*Provided information*:
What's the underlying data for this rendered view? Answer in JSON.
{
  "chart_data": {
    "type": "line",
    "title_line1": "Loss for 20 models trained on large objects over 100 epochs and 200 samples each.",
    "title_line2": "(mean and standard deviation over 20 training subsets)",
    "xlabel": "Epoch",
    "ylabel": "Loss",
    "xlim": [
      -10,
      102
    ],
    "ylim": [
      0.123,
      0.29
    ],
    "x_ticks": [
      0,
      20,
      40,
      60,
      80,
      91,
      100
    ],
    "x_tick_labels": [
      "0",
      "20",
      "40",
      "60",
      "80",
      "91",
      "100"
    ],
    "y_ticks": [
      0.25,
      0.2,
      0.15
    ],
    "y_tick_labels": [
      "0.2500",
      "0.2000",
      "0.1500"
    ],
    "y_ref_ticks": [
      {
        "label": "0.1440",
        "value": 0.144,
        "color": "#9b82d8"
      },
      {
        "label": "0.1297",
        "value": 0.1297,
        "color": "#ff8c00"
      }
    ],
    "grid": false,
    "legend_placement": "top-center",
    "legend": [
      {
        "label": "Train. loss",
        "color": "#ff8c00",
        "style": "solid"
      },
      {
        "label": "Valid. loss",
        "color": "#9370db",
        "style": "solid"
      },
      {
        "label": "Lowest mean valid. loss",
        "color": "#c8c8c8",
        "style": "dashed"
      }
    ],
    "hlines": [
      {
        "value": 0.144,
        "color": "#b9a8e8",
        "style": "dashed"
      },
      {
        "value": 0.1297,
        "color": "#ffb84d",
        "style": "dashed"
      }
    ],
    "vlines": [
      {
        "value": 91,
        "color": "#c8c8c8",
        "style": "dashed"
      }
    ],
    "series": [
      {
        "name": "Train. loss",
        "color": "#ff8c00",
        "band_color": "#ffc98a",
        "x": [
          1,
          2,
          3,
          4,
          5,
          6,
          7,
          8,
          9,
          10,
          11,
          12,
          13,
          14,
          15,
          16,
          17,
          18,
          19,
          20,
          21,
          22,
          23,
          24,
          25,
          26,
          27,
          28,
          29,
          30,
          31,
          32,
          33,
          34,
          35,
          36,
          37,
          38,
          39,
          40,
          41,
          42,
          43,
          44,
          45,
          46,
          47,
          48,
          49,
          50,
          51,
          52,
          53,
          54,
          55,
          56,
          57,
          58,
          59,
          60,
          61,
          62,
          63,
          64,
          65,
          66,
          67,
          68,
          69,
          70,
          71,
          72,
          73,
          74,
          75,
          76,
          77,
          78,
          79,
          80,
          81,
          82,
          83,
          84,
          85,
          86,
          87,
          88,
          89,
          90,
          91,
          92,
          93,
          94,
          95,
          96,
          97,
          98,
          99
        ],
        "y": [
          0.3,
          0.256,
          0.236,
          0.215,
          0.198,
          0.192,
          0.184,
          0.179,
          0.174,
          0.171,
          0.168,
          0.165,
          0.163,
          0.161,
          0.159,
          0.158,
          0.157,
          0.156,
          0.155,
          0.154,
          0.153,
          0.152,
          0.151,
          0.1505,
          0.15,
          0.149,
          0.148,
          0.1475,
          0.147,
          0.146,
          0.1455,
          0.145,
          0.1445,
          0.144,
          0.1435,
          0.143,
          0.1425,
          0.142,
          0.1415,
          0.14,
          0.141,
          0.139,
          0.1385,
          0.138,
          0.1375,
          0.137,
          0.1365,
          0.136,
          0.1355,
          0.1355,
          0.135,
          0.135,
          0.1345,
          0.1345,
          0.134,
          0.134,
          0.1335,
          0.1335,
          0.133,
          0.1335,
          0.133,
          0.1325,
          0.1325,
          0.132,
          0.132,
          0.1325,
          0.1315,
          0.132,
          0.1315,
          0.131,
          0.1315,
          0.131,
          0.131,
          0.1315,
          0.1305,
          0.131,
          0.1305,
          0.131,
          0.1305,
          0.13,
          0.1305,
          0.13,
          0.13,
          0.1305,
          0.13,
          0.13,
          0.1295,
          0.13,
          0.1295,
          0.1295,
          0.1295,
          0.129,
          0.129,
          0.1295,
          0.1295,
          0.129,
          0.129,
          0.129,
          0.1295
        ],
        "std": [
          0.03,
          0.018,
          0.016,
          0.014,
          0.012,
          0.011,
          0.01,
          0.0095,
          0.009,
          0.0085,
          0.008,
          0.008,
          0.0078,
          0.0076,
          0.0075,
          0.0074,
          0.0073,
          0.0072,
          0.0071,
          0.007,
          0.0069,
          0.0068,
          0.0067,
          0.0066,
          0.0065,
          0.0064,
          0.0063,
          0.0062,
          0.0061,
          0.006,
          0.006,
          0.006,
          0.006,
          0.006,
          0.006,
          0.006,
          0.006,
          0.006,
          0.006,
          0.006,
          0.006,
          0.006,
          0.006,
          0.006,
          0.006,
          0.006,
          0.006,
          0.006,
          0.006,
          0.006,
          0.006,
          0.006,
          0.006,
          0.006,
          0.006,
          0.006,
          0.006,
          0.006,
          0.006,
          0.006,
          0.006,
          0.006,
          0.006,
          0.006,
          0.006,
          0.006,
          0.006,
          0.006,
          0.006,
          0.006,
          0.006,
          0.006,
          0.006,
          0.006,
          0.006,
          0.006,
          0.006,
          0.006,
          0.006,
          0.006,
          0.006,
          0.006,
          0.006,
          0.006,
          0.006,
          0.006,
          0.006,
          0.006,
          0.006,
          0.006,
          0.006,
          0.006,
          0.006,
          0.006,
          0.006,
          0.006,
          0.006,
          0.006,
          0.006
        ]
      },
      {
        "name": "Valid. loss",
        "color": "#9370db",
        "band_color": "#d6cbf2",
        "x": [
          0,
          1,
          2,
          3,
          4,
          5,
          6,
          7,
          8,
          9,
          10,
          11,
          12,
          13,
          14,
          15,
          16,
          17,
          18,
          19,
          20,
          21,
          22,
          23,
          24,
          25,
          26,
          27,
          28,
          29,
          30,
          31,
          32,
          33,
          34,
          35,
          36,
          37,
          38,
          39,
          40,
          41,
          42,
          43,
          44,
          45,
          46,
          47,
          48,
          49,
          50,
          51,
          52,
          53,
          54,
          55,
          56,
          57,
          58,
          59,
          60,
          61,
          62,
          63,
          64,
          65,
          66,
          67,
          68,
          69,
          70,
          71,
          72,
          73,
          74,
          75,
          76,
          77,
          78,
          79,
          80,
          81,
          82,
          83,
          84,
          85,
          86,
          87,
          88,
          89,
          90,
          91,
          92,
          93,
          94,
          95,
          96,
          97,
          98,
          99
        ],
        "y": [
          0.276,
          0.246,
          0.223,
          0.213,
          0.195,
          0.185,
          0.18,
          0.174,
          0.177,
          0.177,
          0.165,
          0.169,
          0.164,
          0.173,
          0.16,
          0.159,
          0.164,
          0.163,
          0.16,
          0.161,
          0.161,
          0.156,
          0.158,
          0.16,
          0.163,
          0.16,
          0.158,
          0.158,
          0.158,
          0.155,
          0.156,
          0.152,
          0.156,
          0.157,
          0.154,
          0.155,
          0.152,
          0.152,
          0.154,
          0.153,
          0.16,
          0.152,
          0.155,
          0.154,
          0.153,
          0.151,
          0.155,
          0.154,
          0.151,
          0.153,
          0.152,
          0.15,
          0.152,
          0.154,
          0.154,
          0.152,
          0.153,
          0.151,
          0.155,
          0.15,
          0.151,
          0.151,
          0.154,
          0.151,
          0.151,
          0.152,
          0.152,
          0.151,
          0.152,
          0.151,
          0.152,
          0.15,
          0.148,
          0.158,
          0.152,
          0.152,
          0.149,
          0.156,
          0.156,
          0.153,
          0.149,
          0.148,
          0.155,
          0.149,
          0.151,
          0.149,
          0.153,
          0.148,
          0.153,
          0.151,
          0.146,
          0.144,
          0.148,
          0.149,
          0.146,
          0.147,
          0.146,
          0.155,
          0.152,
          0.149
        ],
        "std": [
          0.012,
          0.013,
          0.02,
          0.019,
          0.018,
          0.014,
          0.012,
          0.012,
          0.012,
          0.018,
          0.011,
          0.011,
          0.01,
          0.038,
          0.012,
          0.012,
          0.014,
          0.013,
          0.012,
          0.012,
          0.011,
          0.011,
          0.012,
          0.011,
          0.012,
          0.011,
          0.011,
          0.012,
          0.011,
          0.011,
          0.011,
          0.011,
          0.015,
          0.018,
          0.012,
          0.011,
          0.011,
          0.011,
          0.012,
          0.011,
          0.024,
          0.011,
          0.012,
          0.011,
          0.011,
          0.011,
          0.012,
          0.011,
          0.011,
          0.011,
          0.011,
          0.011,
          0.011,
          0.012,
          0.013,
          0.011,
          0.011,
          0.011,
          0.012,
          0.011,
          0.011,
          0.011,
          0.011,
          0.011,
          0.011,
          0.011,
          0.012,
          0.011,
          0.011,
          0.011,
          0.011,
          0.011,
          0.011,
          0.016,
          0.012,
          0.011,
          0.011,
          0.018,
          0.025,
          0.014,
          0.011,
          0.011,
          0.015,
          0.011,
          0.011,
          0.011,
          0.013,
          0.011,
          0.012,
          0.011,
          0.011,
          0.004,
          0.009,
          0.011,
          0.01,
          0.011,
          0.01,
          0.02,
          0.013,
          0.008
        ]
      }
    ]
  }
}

*Set task*: Search the listing above for the string "over". Copy every line that contains it.

*Answer to the task*:
    "title_line1": "Loss for 20 models trained on large objects over 100 epochs and 200 samples each.",
    "title_line2": "(mean and standard deviation over 20 training subsets)",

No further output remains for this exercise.